Aim of the exercise
Give the data again exactly as written, skipping any pictures.

Data records
Segment Open
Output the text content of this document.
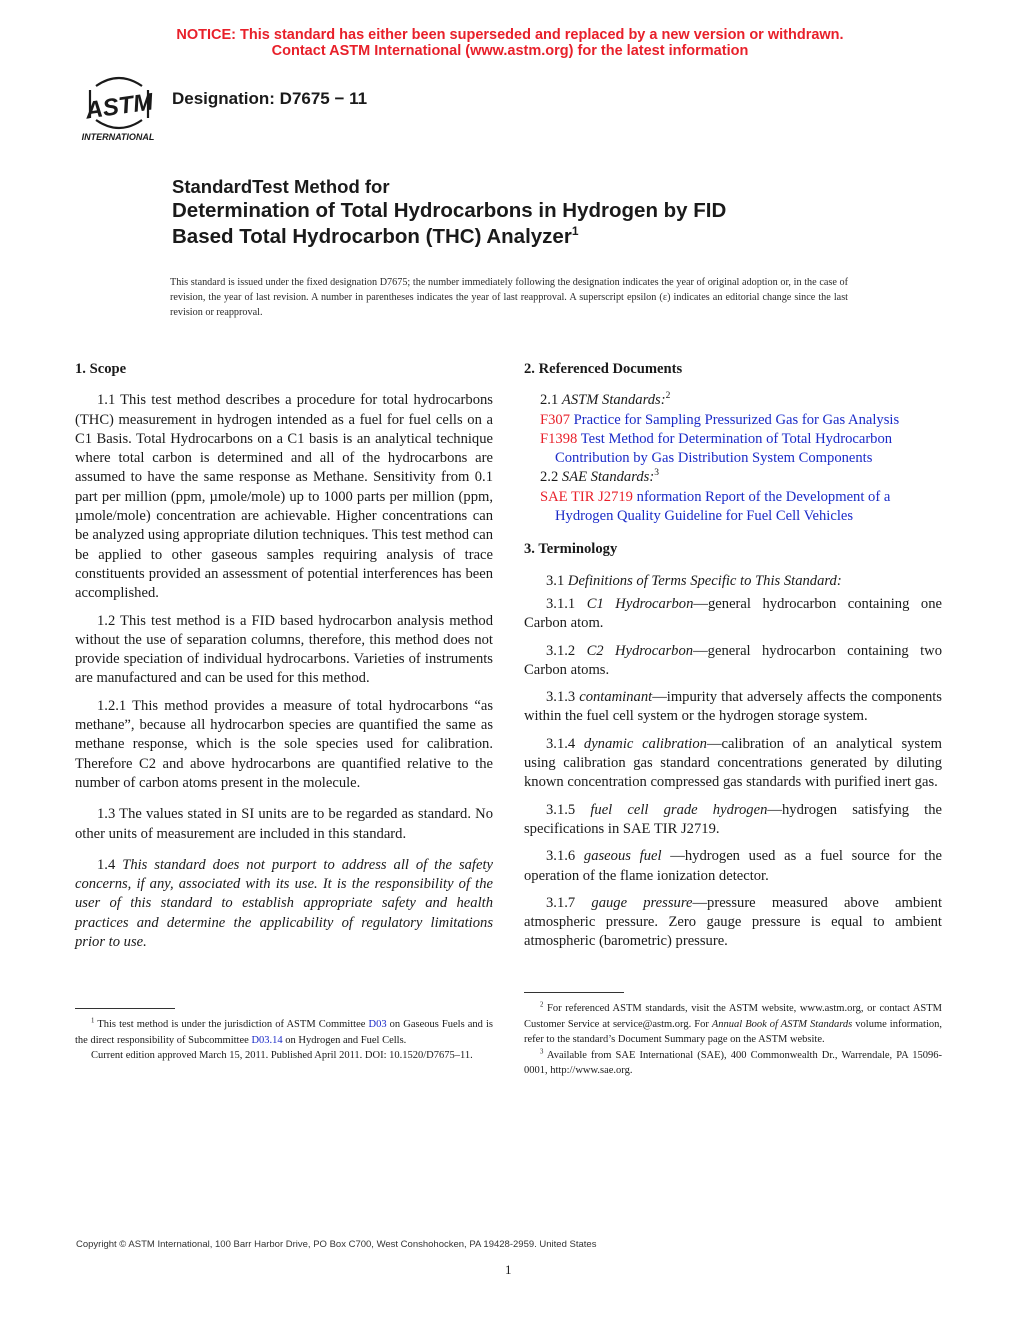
NOTICE: This standard has either been superseded and replaced by a new version or withdrawn.
Contact ASTM International (www.astm.org) for the latest information
ASTM
INTERNATIONAL
Designation: D7675 − 11
StandardTest Method for
Determination of Total Hydrocarbons in Hydrogen by FID
Based Total Hydrocarbon (THC) Analyzer$^1$
This standard is issued under the fixed designation D7675; the number immediately following the designation indicates the year of original adoption or, in the case of revision, the year of last revision. A number in parentheses indicates the year of last reapproval. A superscript epsilon (ε) indicates an editorial change since the last revision or reapproval.
1. Scope
1.1 This test method describes a procedure for total hydrocarbons (THC) measurement in hydrogen intended as a fuel for fuel cells on a C1 Basis. Total Hydrocarbons on a C1 basis is an analytical technique where total carbon is determined and all of the hydrocarbons are assumed to have the same response as Methane. Sensitivity from 0.1 part per million (ppm, µmole/mole) up to 1000 parts per million (ppm, µmole/mole) concentration are achievable. Higher concentrations can be analyzed using appropriate dilution techniques. This test method can be applied to other gaseous samples requiring analysis of trace constituents provided an assessment of potential interferences has been accomplished.
1.2 This test method is a FID based hydrocarbon analysis method without the use of separation columns, therefore, this method does not provide speciation of individual hydrocarbons. Varieties of instruments are manufactured and can be used for this method.
1.2.1 This method provides a measure of total hydrocarbons “as methane”, because all hydrocarbon species are quantified the same as methane response, which is the sole species used for calibration. Therefore C2 and above hydrocarbons are quantified relative to the number of carbon atoms present in the molecule.
1.3 The values stated in SI units are to be regarded as standard. No other units of measurement are included in this standard.
1.4 This standard does not purport to address all of the safety concerns, if any, associated with its use. It is the responsibility of the user of this standard to establish appropriate safety and health practices and determine the applicability of regulatory limitations prior to use.

$^1$ This test method is under the jurisdiction of ASTM Committee D03 on Gaseous Fuels and is the direct responsibility of Subcommittee D03.14 on Hydrogen and Fuel Cells.

Current edition approved March 15, 2011. Published April 2011. DOI: 10.1520/D7675–11.

2. Referenced Documents
2.1 ASTM Standards:$^2$
F307 Practice for Sampling Pressurized Gas for Gas Analysis
F1398 Test Method for Determination of Total Hydrocarbon Contribution by Gas Distribution System Components
2.2 SAE Standards:$^3$
SAE TIR J2719 nformation Report of the Development of a Hydrogen Quality Guideline for Fuel Cell Vehicles
3. Terminology
3.1 Definitions of Terms Specific to This Standard:
3.1.1 C1 Hydrocarbon—general hydrocarbon containing one Carbon atom.
3.1.2 C2 Hydrocarbon—general hydrocarbon containing two Carbon atoms.
3.1.3 contaminant—impurity that adversely affects the components within the fuel cell system or the hydrogen storage system.
3.1.4 dynamic calibration—calibration of an analytical system using calibration gas standard concentrations generated by diluting known concentration compressed gas standards with purified inert gas.
3.1.5 fuel cell grade hydrogen—hydrogen satisfying the specifications in SAE TIR J2719.
3.1.6 gaseous fuel —hydrogen used as a fuel source for the operation of the flame ionization detector.
3.1.7 gauge pressure—pressure measured above ambient atmospheric pressure. Zero gauge pressure is equal to ambient atmospheric (barometric) pressure.

$^2$ For referenced ASTM standards, visit the ASTM website, www.astm.org, or contact ASTM Customer Service at service@astm.org. For Annual Book of ASTM Standards volume information, refer to the standard’s Document Summary page on the ASTM website.

$^3$ Available from SAE International (SAE), 400 Commonwealth Dr., Warrendale, PA 15096-0001, http://www.sae.org.

Copyright © ASTM International, 100 Barr Harbor Drive, PO Box C700, West Conshohocken, PA 19428-2959. United States
1
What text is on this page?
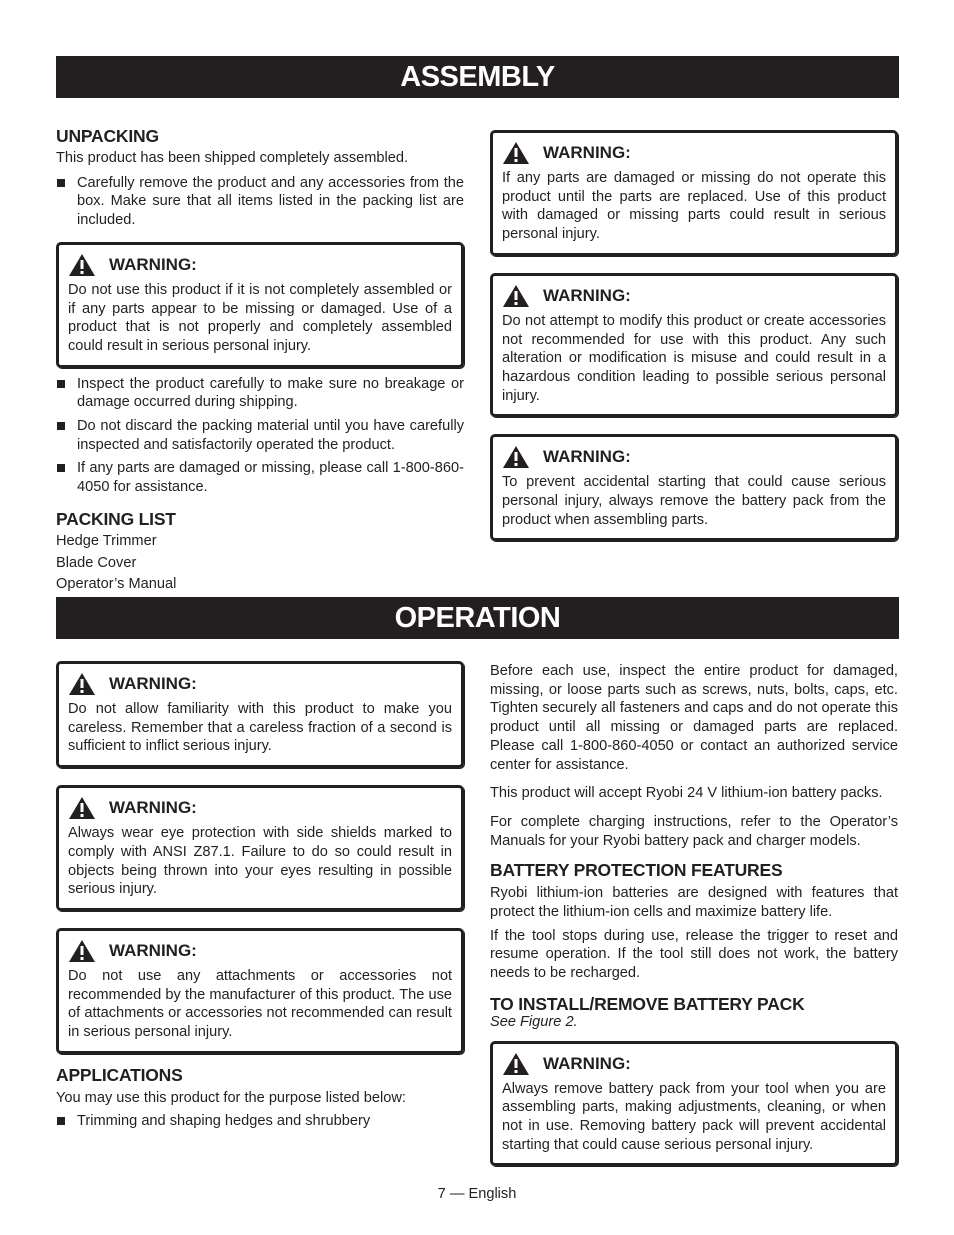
ASSEMBLY
UNPACKING

This product has been shipped completely assembled.

Carefully remove the product and any accessories from the box. Make sure that all items listed in the packing list are included.
WARNING:

Do not use this product if it is not completely assembled or if any parts appear to be missing or damaged. Use of a product that is not properly and completely assembled could result in serious personal injury.

Inspect the product carefully to make sure no breakage or damage occurred during shipping.
Do not discard the packing material until you have carefully inspected and satisfactorily operated the product.
If any parts are damaged or missing, please call 1-800-860-4050 for assistance.
PACKING LIST

Hedge Trimmer

Blade Cover

Operator’s Manual

WARNING:

If any parts are damaged or missing do not operate this product until the parts are replaced. Use of this product with damaged or missing parts could result in serious personal injury.

WARNING:

Do not attempt to modify this product or create accessories not recommended for use with this product. Any such alteration or modification is misuse and could result in a hazardous condition leading to possible serious personal injury.

WARNING:

To prevent accidental starting that could cause serious personal injury, always remove the battery pack from the product when assembling parts.

OPERATION
WARNING:

Do not allow familiarity with this product to make you careless. Remember that a careless fraction of a second is sufficient to inflict serious injury.

WARNING:

Always wear eye protection with side shields marked to comply with ANSI Z87.1. Failure to do so could result in objects being thrown into your eyes resulting in possible serious injury.

WARNING:

Do not use any attachments or accessories not recommended by the manufacturer of this product. The use of attachments or accessories not recommended can result in serious personal injury.

APPLICATIONS

You may use this product for the purpose listed below:

Trimming and shaping hedges and shrubbery

Before each use, inspect the entire product for damaged, missing, or loose parts such as screws, nuts, bolts, caps, etc. Tighten securely all fasteners and caps and do not operate this product until all missing or damaged parts are replaced. Please call 1-800-860-4050 or contact an authorized service center for assistance.

This product will accept Ryobi 24 V lithium-ion battery packs.

For complete charging instructions, refer to the Operator’s Manuals for your Ryobi battery pack and charger models.

BATTERY PROTECTION FEATURES

Ryobi lithium-ion batteries are designed with features that protect the lithium-ion cells and maximize battery life.

If the tool stops during use, release the trigger to reset and resume operation. If the tool still does not work, the battery needs to be recharged.

TO INSTALL/REMOVE BATTERY PACK

See Figure 2.

WARNING:

Always remove battery pack from your tool when you are assembling parts, making adjustments, cleaning, or when not in use. Removing battery pack will prevent accidental starting that could cause serious personal injury.

7 — English
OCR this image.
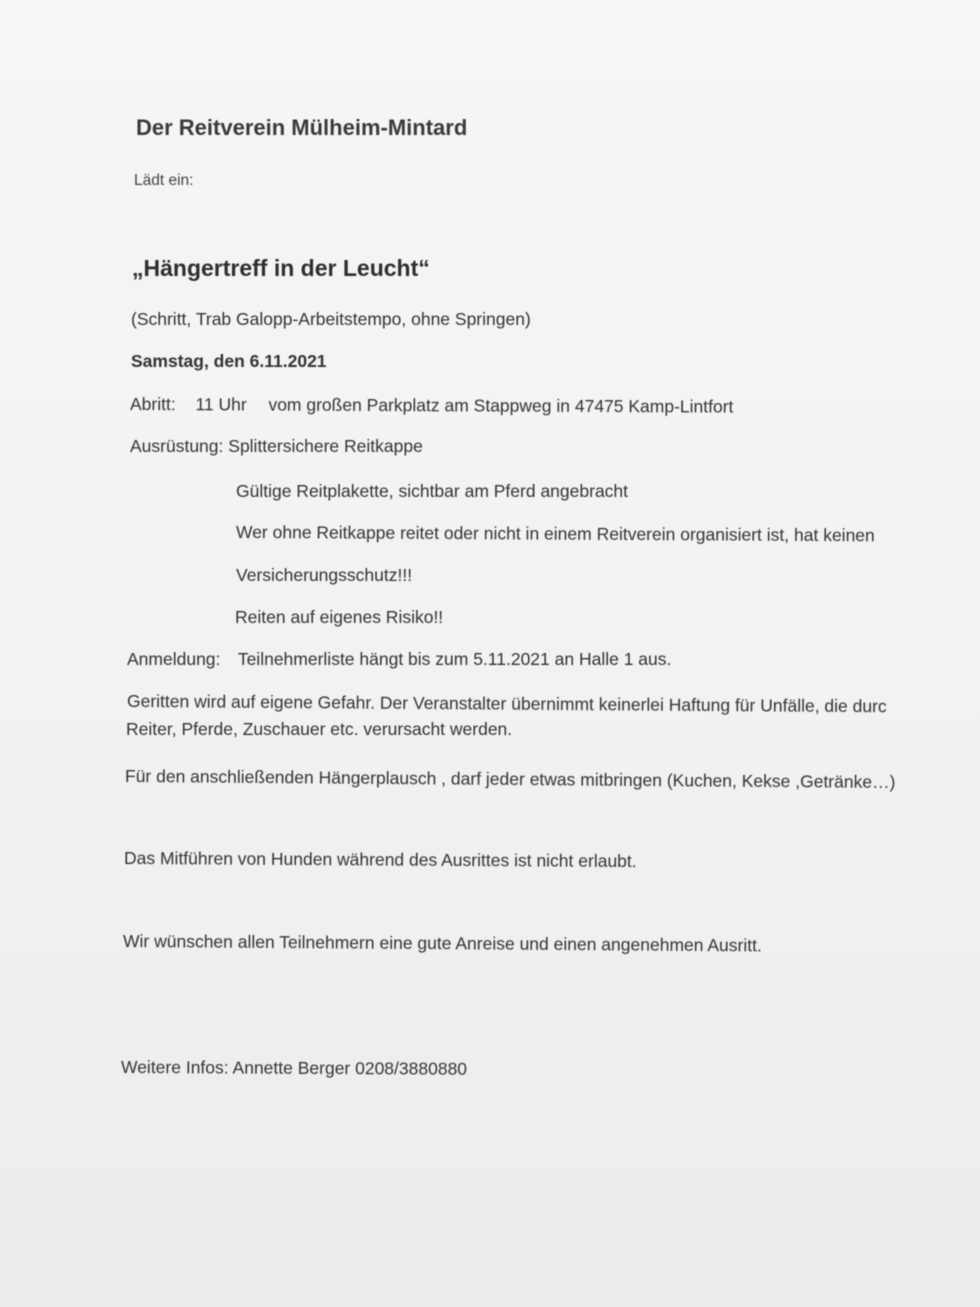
Der Reitverein Mülheim-Mintard
Lädt ein:
„Hängertreff in der Leucht“
(Schritt, Trab Galopp-Arbeitstempo, ohne Springen)
Samstag, den 6.11.2021
Abritt: 11 Uhr vom großen Parkplatz am Stappweg in 47475 Kamp-Lintfort
Ausrüstung: Splittersichere Reitkappe
Gültige Reitplakette, sichtbar am Pferd angebracht
Wer ohne Reitkappe reitet oder nicht in einem Reitverein organisiert ist, hat keinen
Versicherungsschutz!!!
Reiten auf eigenes Risiko!!
Anmeldung: Teilnehmerliste hängt bis zum 5.11.2021 an Halle 1 aus.
Geritten wird auf eigene Gefahr. Der Veranstalter übernimmt keinerlei Haftung für Unfälle, die durc
Reiter, Pferde, Zuschauer etc. verursacht werden.
Für den anschließenden Hängerplausch , darf jeder etwas mitbringen (Kuchen, Kekse ,Getränke…)
Das Mitführen von Hunden während des Ausrittes ist nicht erlaubt.
Wir wünschen allen Teilnehmern eine gute Anreise und einen angenehmen Ausritt.
Weitere Infos: Annette Berger 0208/3880880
Segment Closed
Result for this task
Output the text content of this document.
NOTICE: This standard has either been superseded and replaced by a new version or withdrawn.
Contact ASTM International (www.astm.org) for the latest information
ASTM
INTERNATIONAL
Designation: D7675 − 11
StandardTest Method for
Determination of Total Hydrocarbons in Hydrogen by FID
Based Total Hydrocarbon (THC) Analyzer$^1$
This standard is issued under the fixed designation D7675; the number immediately following the designation indicates the year of original adoption or, in the case of revision, the year of last revision. A number in parentheses indicates the year of last reapproval. A superscript epsilon (ε) indicates an editorial change since the last revision or reapproval.
1. Scope
1.1 This test method describes a procedure for total hydrocarbons (THC) measurement in hydrogen intended as a fuel for fuel cells on a C1 Basis. Total Hydrocarbons on a C1 basis is an analytical technique where total carbon is determined and all of the hydrocarbons are assumed to have the same response as Methane. Sensitivity from 0.1 part per million (ppm, µmole/mole) up to 1000 parts per million (ppm, µmole/mole) concentration are achievable. Higher concentrations can be analyzed using appropriate dilution techniques. This test method can be applied to other gaseous samples requiring analysis of trace constituents provided an assessment of potential interferences has been accomplished.
1.2 This test method is a FID based hydrocarbon analysis method without the use of separation columns, therefore, this method does not provide speciation of individual hydrocarbons. Varieties of instruments are manufactured and can be used for this method.
1.2.1 This method provides a measure of total hydrocarbons “as methane”, because all hydrocarbon species are quantified the same as methane response, which is the sole species used for calibration. Therefore C2 and above hydrocarbons are quantified relative to the number of carbon atoms present in the molecule.
1.3 The values stated in SI units are to be regarded as standard. No other units of measurement are included in this standard.
1.4 This standard does not purport to address all of the safety concerns, if any, associated with its use. It is the responsibility of the user of this standard to establish appropriate safety and health practices and determine the applicability of regulatory limitations prior to use.

$^1$ This test method is under the jurisdiction of ASTM Committee D03 on Gaseous Fuels and is the direct responsibility of Subcommittee D03.14 on Hydrogen and Fuel Cells.

Current edition approved March 15, 2011. Published April 2011. DOI: 10.1520/D7675–11.

2. Referenced Documents
2.1 ASTM Standards:$^2$
F307 Practice for Sampling Pressurized Gas for Gas Analysis
F1398 Test Method for Determination of Total Hydrocarbon Contribution by Gas Distribution System Components
2.2 SAE Standards:$^3$
SAE TIR J2719 nformation Report of the Development of a Hydrogen Quality Guideline for Fuel Cell Vehicles
3. Terminology
3.1 Definitions of Terms Specific to This Standard:
3.1.1 C1 Hydrocarbon—general hydrocarbon containing one Carbon atom.
3.1.2 C2 Hydrocarbon—general hydrocarbon containing two Carbon atoms.
3.1.3 contaminant—impurity that adversely affects the components within the fuel cell system or the hydrogen storage system.
3.1.4 dynamic calibration—calibration of an analytical system using calibration gas standard concentrations generated by diluting known concentration compressed gas standards with purified inert gas.
3.1.5 fuel cell grade hydrogen—hydrogen satisfying the specifications in SAE TIR J2719.
3.1.6 gaseous fuel —hydrogen used as a fuel source for the operation of the flame ionization detector.
3.1.7 gauge pressure—pressure measured above ambient atmospheric pressure. Zero gauge pressure is equal to ambient atmospheric (barometric) pressure.

$^2$ For referenced ASTM standards, visit the ASTM website, www.astm.org, or contact ASTM Customer Service at service@astm.org. For Annual Book of ASTM Standards volume information, refer to the standard’s Document Summary page on the ASTM website.

$^3$ Available from SAE International (SAE), 400 Commonwealth Dr., Warrendale, PA 15096-0001, http://www.sae.org.

Copyright © ASTM International, 100 Barr Harbor Drive, PO Box C700, West Conshohocken, PA 19428-2959. United States
1
What text is on this page?
ASSEMBLY
UNPACKING

This product has been shipped completely assembled.

Carefully remove the product and any accessories from the box. Make sure that all items listed in the packing list are included.
WARNING:

Do not use this product if it is not completely assembled or if any parts appear to be missing or damaged. Use of a product that is not properly and completely assembled could result in serious personal injury.

Inspect the product carefully to make sure no breakage or damage occurred during shipping.
Do not discard the packing material until you have carefully inspected and satisfactorily operated the product.
If any parts are damaged or missing, please call 1-800-860-4050 for assistance.
PACKING LIST

Hedge Trimmer

Blade Cover

Operator’s Manual

WARNING:

If any parts are damaged or missing do not operate this product until the parts are replaced. Use of this product with damaged or missing parts could result in serious personal injury.

WARNING:

Do not attempt to modify this product or create accessories not recommended for use with this product. Any such alteration or modification is misuse and could result in a hazardous condition leading to possible serious personal injury.

WARNING:

To prevent accidental starting that could cause serious personal injury, always remove the battery pack from the product when assembling parts.

OPERATION
WARNING:

Do not allow familiarity with this product to make you careless. Remember that a careless fraction of a second is sufficient to inflict serious injury.

WARNING:

Always wear eye protection with side shields marked to comply with ANSI Z87.1. Failure to do so could result in objects being thrown into your eyes resulting in possible serious injury.

WARNING:

Do not use any attachments or accessories not recommended by the manufacturer of this product. The use of attachments or accessories not recommended can result in serious personal injury.

APPLICATIONS

You may use this product for the purpose listed below:

Trimming and shaping hedges and shrubbery

Before each use, inspect the entire product for damaged, missing, or loose parts such as screws, nuts, bolts, caps, etc. Tighten securely all fasteners and caps and do not operate this product until all missing or damaged parts are replaced. Please call 1-800-860-4050 or contact an authorized service center for assistance.

This product will accept Ryobi 24 V lithium-ion battery packs.

For complete charging instructions, refer to the Operator’s Manuals for your Ryobi battery pack and charger models.

BATTERY PROTECTION FEATURES

Ryobi lithium-ion batteries are designed with features that protect the lithium-ion cells and maximize battery life.

If the tool stops during use, release the trigger to reset and resume operation. If the tool still does not work, the battery needs to be recharged.

TO INSTALL/REMOVE BATTERY PACK

See Figure 2.

WARNING:

Always remove battery pack from your tool when you are assembling parts, making adjustments, cleaning, or when not in use. Removing battery pack will prevent accidental starting that could cause serious personal injury.

7 — English
OCR this image.
Der Reitverein Mülheim-Mintard
Lädt ein:
„Hängertreff in der Leucht“
(Schritt, Trab Galopp-Arbeitstempo, ohne Springen)
Samstag, den 6.11.2021
Abritt: 11 Uhr vom großen Parkplatz am Stappweg in 47475 Kamp-Lintfort
Ausrüstung: Splittersichere Reitkappe
Gültige Reitplakette, sichtbar am Pferd angebracht
Wer ohne Reitkappe reitet oder nicht in einem Reitverein organisiert ist, hat keinen
Versicherungsschutz!!!
Reiten auf eigenes Risiko!!
Anmeldung: Teilnehmerliste hängt bis zum 5.11.2021 an Halle 1 aus.
Geritten wird auf eigene Gefahr. Der Veranstalter übernimmt keinerlei Haftung für Unfälle, die durc
Reiter, Pferde, Zuschauer etc. verursacht werden.
Für den anschließenden Hängerplausch , darf jeder etwas mitbringen (Kuchen, Kekse ,Getränke…)
Das Mitführen von Hunden während des Ausrittes ist nicht erlaubt.
Wir wünschen allen Teilnehmern eine gute Anreise und einen angenehmen Ausritt.
Weitere Infos: Annette Berger 0208/3880880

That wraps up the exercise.